#### Task to carry out
Retype the listing that follows, exactly as written.

+++ Data in this exercise +++

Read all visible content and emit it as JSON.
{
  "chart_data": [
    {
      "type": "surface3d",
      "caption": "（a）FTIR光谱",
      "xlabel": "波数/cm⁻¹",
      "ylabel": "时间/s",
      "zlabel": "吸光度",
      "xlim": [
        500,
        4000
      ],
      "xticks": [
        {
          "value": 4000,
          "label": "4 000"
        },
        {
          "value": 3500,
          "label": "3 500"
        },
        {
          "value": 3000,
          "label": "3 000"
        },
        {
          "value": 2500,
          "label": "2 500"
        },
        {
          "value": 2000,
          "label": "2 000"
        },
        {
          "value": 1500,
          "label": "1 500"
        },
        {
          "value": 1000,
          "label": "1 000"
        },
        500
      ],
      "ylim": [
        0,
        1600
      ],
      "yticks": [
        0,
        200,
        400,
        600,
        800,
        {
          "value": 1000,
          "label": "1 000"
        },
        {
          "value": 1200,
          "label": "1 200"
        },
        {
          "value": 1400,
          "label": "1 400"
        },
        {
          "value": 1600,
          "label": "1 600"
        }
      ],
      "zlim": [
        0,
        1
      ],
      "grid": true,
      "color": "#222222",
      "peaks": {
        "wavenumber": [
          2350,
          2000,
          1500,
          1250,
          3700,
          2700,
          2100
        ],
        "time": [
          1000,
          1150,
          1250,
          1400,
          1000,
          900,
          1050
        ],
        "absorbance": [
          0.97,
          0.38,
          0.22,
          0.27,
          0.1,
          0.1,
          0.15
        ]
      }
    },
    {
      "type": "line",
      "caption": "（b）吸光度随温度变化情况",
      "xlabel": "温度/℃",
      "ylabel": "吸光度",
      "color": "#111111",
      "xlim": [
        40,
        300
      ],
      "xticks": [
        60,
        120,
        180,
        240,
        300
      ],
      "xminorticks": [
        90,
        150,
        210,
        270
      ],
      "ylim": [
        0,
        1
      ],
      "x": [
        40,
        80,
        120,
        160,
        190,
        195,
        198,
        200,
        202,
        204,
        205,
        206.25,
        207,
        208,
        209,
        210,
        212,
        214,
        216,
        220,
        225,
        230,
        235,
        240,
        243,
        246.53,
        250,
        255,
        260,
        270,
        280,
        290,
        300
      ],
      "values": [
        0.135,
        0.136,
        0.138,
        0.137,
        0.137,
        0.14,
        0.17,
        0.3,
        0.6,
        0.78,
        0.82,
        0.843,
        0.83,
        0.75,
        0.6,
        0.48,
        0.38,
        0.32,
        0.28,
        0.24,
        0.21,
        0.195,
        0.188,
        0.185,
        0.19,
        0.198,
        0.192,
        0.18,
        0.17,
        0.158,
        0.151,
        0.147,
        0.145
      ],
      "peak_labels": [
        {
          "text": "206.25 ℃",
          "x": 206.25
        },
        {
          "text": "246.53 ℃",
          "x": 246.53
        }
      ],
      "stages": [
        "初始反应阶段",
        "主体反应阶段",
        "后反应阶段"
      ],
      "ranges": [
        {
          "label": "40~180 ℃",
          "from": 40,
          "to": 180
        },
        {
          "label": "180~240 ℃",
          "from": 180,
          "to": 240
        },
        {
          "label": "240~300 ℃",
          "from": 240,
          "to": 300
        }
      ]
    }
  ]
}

+++

#### Solution to this problem
Read all visible content and emit it as JSON.
{
  "chart_data": [
    {
      "type": "surface3d",
      "caption": "（a）FTIR光谱",
      "xlabel": "波数/cm⁻¹",
      "ylabel": "时间/s",
      "zlabel": "吸光度",
      "xlim": [
        500,
        4000
      ],
      "xticks": [
        {
          "value": 4000,
          "label": "4 000"
        },
        {
          "value": 3500,
          "label": "3 500"
        },
        {
          "value": 3000,
          "label": "3 000"
        },
        {
          "value": 2500,
          "label": "2 500"
        },
        {
          "value": 2000,
          "label": "2 000"
        },
        {
          "value": 1500,
          "label": "1 500"
        },
        {
          "value": 1000,
          "label": "1 000"
        },
        500
      ],
      "ylim": [
        0,
        1600
      ],
      "yticks": [
        0,
        200,
        400,
        600,
        800,
        {
          "value": 1000,
          "label": "1 000"
        },
        {
          "value": 1200,
          "label": "1 200"
        },
        {
          "value": 1400,
          "label": "1 400"
        },
        {
          "value": 1600,
          "label": "1 600"
        }
      ],
      "zlim": [
        0,
        1
      ],
      "grid": true,
      "color": "#222222",
      "peaks": {
        "wavenumber": [
          2350,
          2000,
          1500,
          1250,
          3700,
          2700,
          2100
        ],
        "time": [
          1000,
          1150,
          1250,
          1400,
          1000,
          900,
          1050
        ],
        "absorbance": [
          0.97,
          0.38,
          0.22,
          0.27,
          0.1,
          0.1,
          0.15
        ]
      }
    },
    {
      "type": "line",
      "caption": "（b）吸光度随温度变化情况",
      "xlabel": "温度/℃",
      "ylabel": "吸光度",
      "color": "#111111",
      "xlim": [
        40,
        300
      ],
      "xticks": [
        60,
        120,
        180,
        240,
        300
      ],
      "xminorticks": [
        90,
        150,
        210,
        270
      ],
      "ylim": [
        0,
        1
      ],
      "x": [
        40,
        80,
        120,
        160,
        190,
        195,
        198,
        200,
        202,
        204,
        205,
        206.25,
        207,
        208,
        209,
        210,
        212,
        214,
        216,
        220,
        225,
        230,
        235,
        240,
        243,
        246.53,
        250,
        255,
        260,
        270,
        280,
        290,
        300
      ],
      "values": [
        0.135,
        0.136,
        0.138,
        0.137,
        0.137,
        0.14,
        0.17,
        0.3,
        0.6,
        0.78,
        0.82,
        0.843,
        0.83,
        0.75,
        0.6,
        0.48,
        0.38,
        0.32,
        0.28,
        0.24,
        0.21,
        0.195,
        0.188,
        0.185,
        0.19,
        0.198,
        0.192,
        0.18,
        0.17,
        0.158,
        0.151,
        0.147,
        0.145
      ],
      "peak_labels": [
        {
          "text": "206.25 ℃",
          "x": 206.25
        },
        {
          "text": "246.53 ℃",
          "x": 246.53
        }
      ],
      "stages": [
        "初始反应阶段",
        "主体反应阶段",
        "后反应阶段"
      ],
      "ranges": [
        {
          "label": "40~180 ℃",
          "from": 40,
          "to": 180
        },
        {
          "label": "180~240 ℃",
          "from": 180,
          "to": 240
        },
        {
          "label": "240~300 ℃",
          "from": 240,
          "to": 300
        }
      ]
    }
  ]
}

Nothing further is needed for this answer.